Will you transcribe all the entries word for word, skipping the pictures they hold?

----------------

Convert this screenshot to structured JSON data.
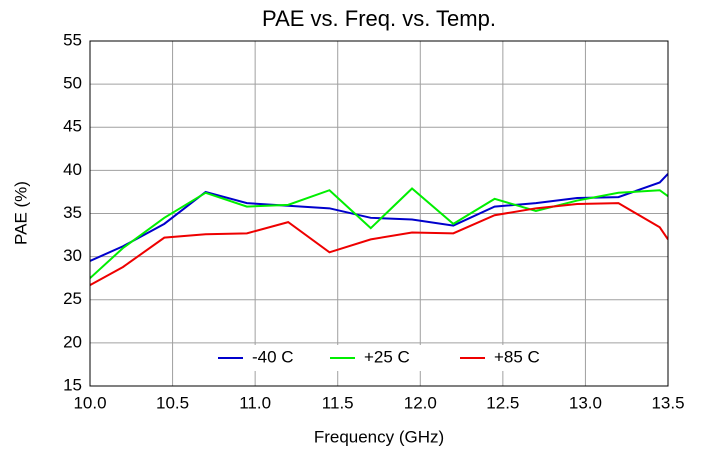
{
  "chart_data": {
    "type": "line",
    "title": "PAE vs. Freq. vs. Temp.",
    "x_label": "Frequency (GHz)",
    "y_label": "PAE (%)",
    "x": [
      10.0,
      10.2,
      10.45,
      10.7,
      10.95,
      11.2,
      11.45,
      11.7,
      11.95,
      12.2,
      12.45,
      12.7,
      12.95,
      13.2,
      13.45,
      13.5
    ],
    "series": [
      {
        "name": "-40 C",
        "color": "#0000cc",
        "values": [
          29.5,
          31.2,
          33.8,
          37.5,
          36.2,
          35.9,
          35.6,
          34.5,
          34.3,
          33.6,
          35.8,
          36.2,
          36.8,
          36.9,
          38.6,
          39.6
        ]
      },
      {
        "name": "+25 C",
        "color": "#00ee00",
        "values": [
          27.5,
          31.0,
          34.5,
          37.4,
          35.8,
          36.0,
          37.7,
          33.3,
          37.9,
          33.8,
          36.7,
          35.3,
          36.5,
          37.4,
          37.7,
          37.0
        ]
      },
      {
        "name": "+85 C",
        "color": "#ee0000",
        "values": [
          26.7,
          28.8,
          32.2,
          32.6,
          32.7,
          34.0,
          30.5,
          32.0,
          32.8,
          32.7,
          34.8,
          35.6,
          36.1,
          36.2,
          33.4,
          32.0
        ]
      }
    ],
    "xlim": [
      10.0,
      13.5
    ],
    "xticks": [
      {
        "value": 10.0,
        "label": "10.0"
      },
      10.5,
      {
        "value": 11.0,
        "label": "11.0"
      },
      11.5,
      {
        "value": 12.0,
        "label": "12.0"
      },
      12.5,
      {
        "value": 13.0,
        "label": "13.0"
      },
      13.5
    ],
    "ylim": [
      15,
      55
    ],
    "yticks": [
      15,
      20,
      25,
      30,
      35,
      40,
      45,
      50,
      55
    ],
    "grid": true,
    "legend": "bottom"
  }
}
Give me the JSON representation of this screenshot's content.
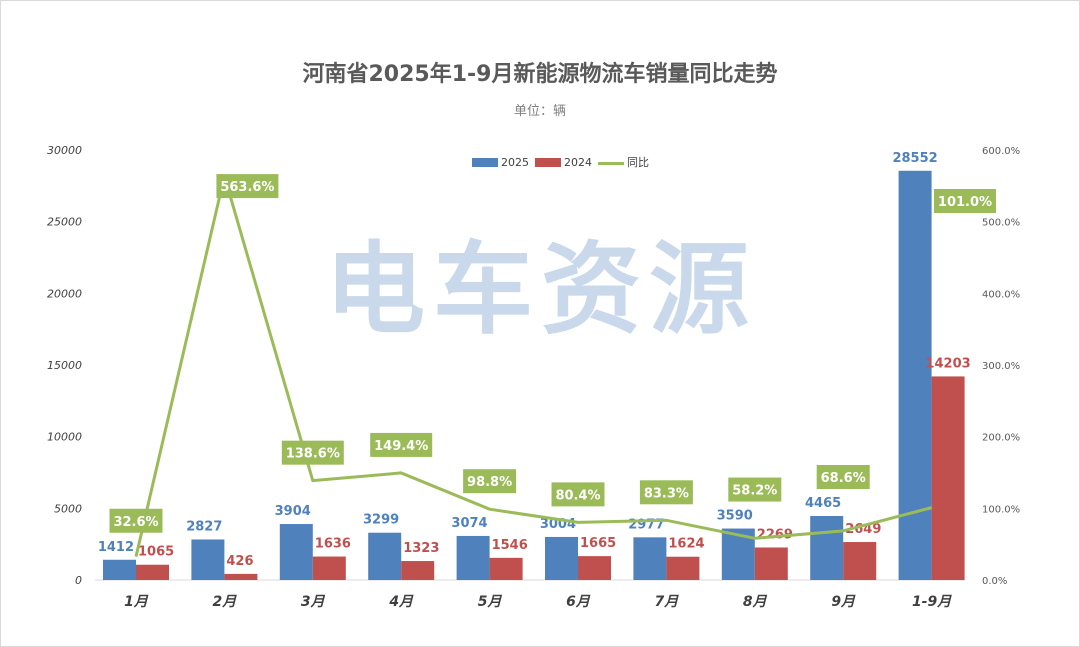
{
  "chart_data": {
    "type": "bar",
    "title": "河南省2025年1-9月新能源物流车销量同比走势",
    "subtitle": "单位：辆",
    "categories": [
      "1月",
      "2月",
      "3月",
      "4月",
      "5月",
      "6月",
      "7月",
      "8月",
      "9月",
      "1-9月"
    ],
    "series": [
      {
        "name": "2025",
        "type": "bar",
        "axis": "left",
        "color": "#4f81bd",
        "values": [
          1412,
          2827,
          3904,
          3299,
          3074,
          3004,
          2977,
          3590,
          4465,
          28552
        ]
      },
      {
        "name": "2024",
        "type": "bar",
        "axis": "left",
        "color": "#c0504d",
        "values": [
          1065,
          426,
          1636,
          1323,
          1546,
          1665,
          1624,
          2269,
          2649,
          14203
        ]
      },
      {
        "name": "同比",
        "type": "line",
        "axis": "right",
        "color": "#9bbb59",
        "values": [
          32.6,
          563.6,
          138.6,
          149.4,
          98.8,
          80.4,
          83.3,
          58.2,
          68.6,
          101.0
        ],
        "labels": [
          "32.6%",
          "563.6%",
          "138.6%",
          "149.4%",
          "98.8%",
          "80.4%",
          "83.3%",
          "58.2%",
          "68.6%",
          "101.0%"
        ]
      }
    ],
    "y_left": {
      "lim": [
        0,
        30000
      ],
      "ticks": [
        "0",
        "5000",
        "10000",
        "15000",
        "20000",
        "25000",
        "30000"
      ]
    },
    "y_right": {
      "lim": [
        0,
        600
      ],
      "ticks": [
        "0.0%",
        "100.0%",
        "200.0%",
        "300.0%",
        "400.0%",
        "500.0%",
        "600.0%"
      ]
    },
    "legend": {
      "position": "top",
      "items": [
        "2025",
        "2024",
        "同比"
      ]
    },
    "grid": false
  },
  "watermark": "电车资源"
}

----------------

--- Written response ---
Convert this screenshot to structured JSON data.
{
  "chart_data": {
    "type": "line",
    "title": "PAE vs. Freq. vs. Temp.",
    "x_label": "Frequency (GHz)",
    "y_label": "PAE (%)",
    "x": [
      10.0,
      10.2,
      10.45,
      10.7,
      10.95,
      11.2,
      11.45,
      11.7,
      11.95,
      12.2,
      12.45,
      12.7,
      12.95,
      13.2,
      13.45,
      13.5
    ],
    "series": [
      {
        "name": "-40 C",
        "color": "#0000cc",
        "values": [
          29.5,
          31.2,
          33.8,
          37.5,
          36.2,
          35.9,
          35.6,
          34.5,
          34.3,
          33.6,
          35.8,
          36.2,
          36.8,
          36.9,
          38.6,
          39.6
        ]
      },
      {
        "name": "+25 C",
        "color": "#00ee00",
        "values": [
          27.5,
          31.0,
          34.5,
          37.4,
          35.8,
          36.0,
          37.7,
          33.3,
          37.9,
          33.8,
          36.7,
          35.3,
          36.5,
          37.4,
          37.7,
          37.0
        ]
      },
      {
        "name": "+85 C",
        "color": "#ee0000",
        "values": [
          26.7,
          28.8,
          32.2,
          32.6,
          32.7,
          34.0,
          30.5,
          32.0,
          32.8,
          32.7,
          34.8,
          35.6,
          36.1,
          36.2,
          33.4,
          32.0
        ]
      }
    ],
    "xlim": [
      10.0,
      13.5
    ],
    "xticks": [
      {
        "value": 10.0,
        "label": "10.0"
      },
      10.5,
      {
        "value": 11.0,
        "label": "11.0"
      },
      11.5,
      {
        "value": 12.0,
        "label": "12.0"
      },
      12.5,
      {
        "value": 13.0,
        "label": "13.0"
      },
      13.5
    ],
    "ylim": [
      15,
      55
    ],
    "yticks": [
      15,
      20,
      25,
      30,
      35,
      40,
      45,
      50,
      55
    ],
    "grid": true,
    "legend": "bottom"
  }
}
Give me the JSON representation of this screenshot's content.
{
  "chart_data": {
    "type": "bar",
    "title": "河南省2025年1-9月新能源物流车销量同比走势",
    "subtitle": "单位：辆",
    "categories": [
      "1月",
      "2月",
      "3月",
      "4月",
      "5月",
      "6月",
      "7月",
      "8月",
      "9月",
      "1-9月"
    ],
    "series": [
      {
        "name": "2025",
        "type": "bar",
        "axis": "left",
        "color": "#4f81bd",
        "values": [
          1412,
          2827,
          3904,
          3299,
          3074,
          3004,
          2977,
          3590,
          4465,
          28552
        ]
      },
      {
        "name": "2024",
        "type": "bar",
        "axis": "left",
        "color": "#c0504d",
        "values": [
          1065,
          426,
          1636,
          1323,
          1546,
          1665,
          1624,
          2269,
          2649,
          14203
        ]
      },
      {
        "name": "同比",
        "type": "line",
        "axis": "right",
        "color": "#9bbb59",
        "values": [
          32.6,
          563.6,
          138.6,
          149.4,
          98.8,
          80.4,
          83.3,
          58.2,
          68.6,
          101.0
        ],
        "labels": [
          "32.6%",
          "563.6%",
          "138.6%",
          "149.4%",
          "98.8%",
          "80.4%",
          "83.3%",
          "58.2%",
          "68.6%",
          "101.0%"
        ]
      }
    ],
    "y_left": {
      "lim": [
        0,
        30000
      ],
      "ticks": [
        "0",
        "5000",
        "10000",
        "15000",
        "20000",
        "25000",
        "30000"
      ]
    },
    "y_right": {
      "lim": [
        0,
        600
      ],
      "ticks": [
        "0.0%",
        "100.0%",
        "200.0%",
        "300.0%",
        "400.0%",
        "500.0%",
        "600.0%"
      ]
    },
    "legend": {
      "position": "top",
      "items": [
        "2025",
        "2024",
        "同比"
      ]
    },
    "grid": false
  },
  "watermark": "电车资源"
}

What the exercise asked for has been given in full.